--- begin Entries provided ---
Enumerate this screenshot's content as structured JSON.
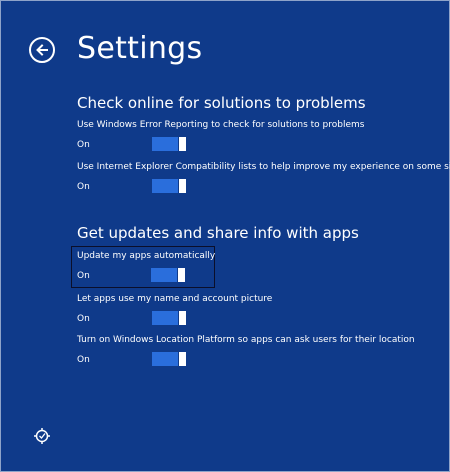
{
  "header": {
    "title": "Settings",
    "back_icon": "back-arrow-icon"
  },
  "sections": [
    {
      "title": "Check online for solutions to problems",
      "settings": [
        {
          "label": "Use Windows Error Reporting to check for solutions to problems",
          "state": "On",
          "on": true
        },
        {
          "label": "Use Internet Explorer Compatibility lists to help improve my experience on some sites",
          "state": "On",
          "on": true
        }
      ]
    },
    {
      "title": "Get updates and share info with apps",
      "settings": [
        {
          "label": "Update my apps automatically",
          "state": "On",
          "on": true,
          "focused": true
        },
        {
          "label": "Let apps use my name and account picture",
          "state": "On",
          "on": true
        },
        {
          "label": "Turn on Windows Location Platform so apps can ask users for their location",
          "state": "On",
          "on": true
        }
      ]
    }
  ],
  "footer": {
    "icon": "ease-of-access-icon"
  },
  "colors": {
    "background": "#0f3a8a",
    "toggle_on": "#2a6edc",
    "focus_border": "#0b0f2a"
  }
}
--- end Entries provided ---
■ Goal of the exercise ■
Look above for lines with the word "icon" and copy them all.

■ Result of this task ■
    "back_icon": "back-arrow-icon"
    "icon": "ease-of-access-icon"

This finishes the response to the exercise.